GIVEN INFORMATION:
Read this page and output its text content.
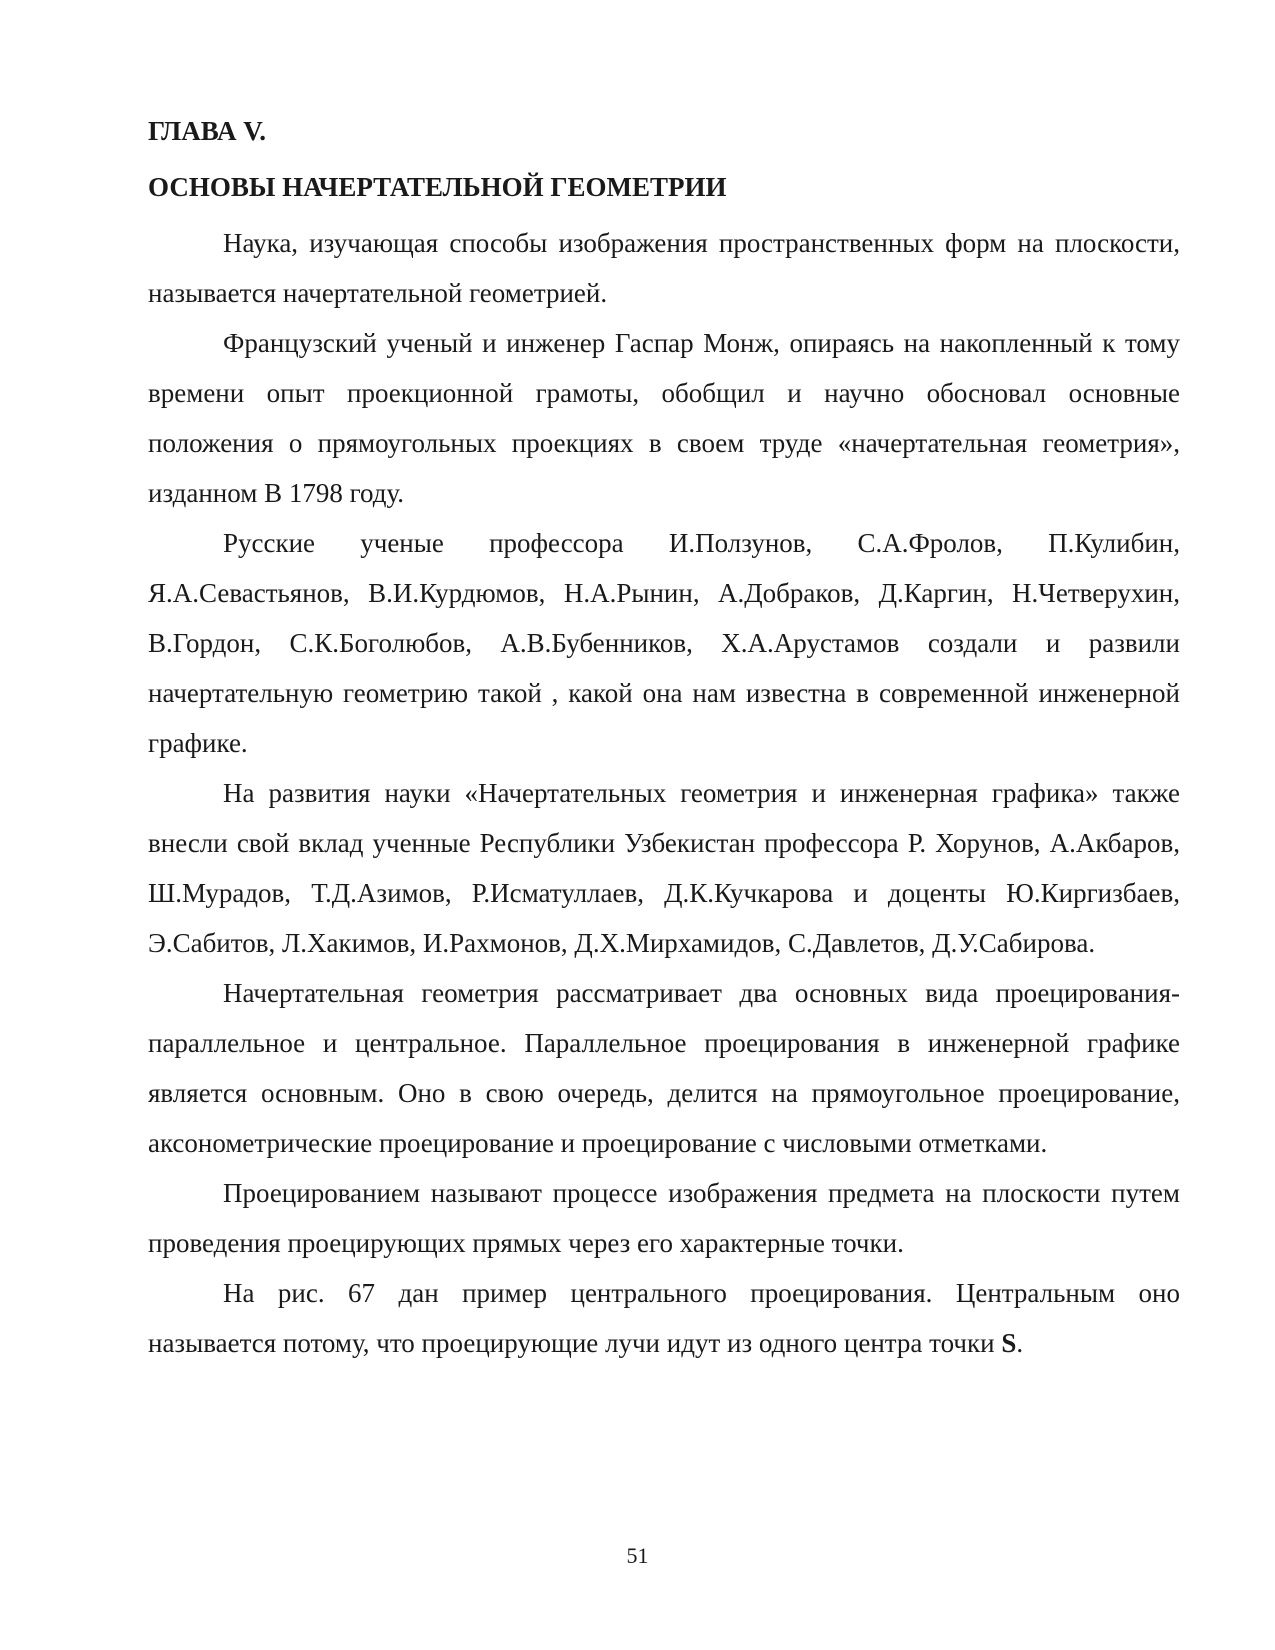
ГЛАВА V.
ОСНОВЫ НАЧЕРТАТЕЛЬНОЙ ГЕОМЕТРИИ

Наука, изучающая способы изображения пространственных форм на плоскости, называется начертательной геометрией.

Французский ученый и инженер Гаспар Монж, опираясь на накопленный к тому времени опыт проекционной грамоты, обобщил и научно обосновал основные положения о прямоугольных проекциях в своем труде «начертательная геометрия», изданном В 1798 году.

Русские ученые профессора И.Ползунов, С.А.Фролов, П.Кулибин, Я.А.Севастьянов, В.И.Курдюмов, Н.А.Рынин, А.Добраков, Д.Каргин, Н.Четверухин, В.Гордон, С.К.Боголюбов, А.В.Бубенников, Х.А.Арустамов создали и развили начертательную геометрию такой , какой она нам известна в современной инженерной графике.

На развития науки «Начертательных геометрия и инженерная графика» также внесли свой вклад ученные Республики Узбекистан профессора Р. Хорунов, А.Акбаров, Ш.Мурадов, Т.Д.Азимов, Р.Исматуллаев, Д.К.Кучкарова и доценты Ю.Киргизбаев, Э.Сабитов, Л.Хакимов, И.Рахмонов, Д.Х.Мирхамидов, С.Давлетов, Д.У.Сабирова.

Начертательная геометрия рассматривает два основных вида проецирования- параллельное и центральное. Параллельное проецирования в инженерной графике является основным. Оно в свою очередь, делится на прямоугольное проецирование, аксонометрические проецирование и проецирование с числовыми отметками.

Проецированием называют процессе изображения предмета на плоскости путем проведения проецирующих прямых через его характерные точки.

На рис. 67 дан пример центрального проецирования. Центральным оно называется потому, что проецирующие лучи идут из одного центра точки S.

51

WHAT IS NEEDED: Going through the data above, count the lines where the string "называется" appears, and answer with only that number.

FINAL ANSWER: 2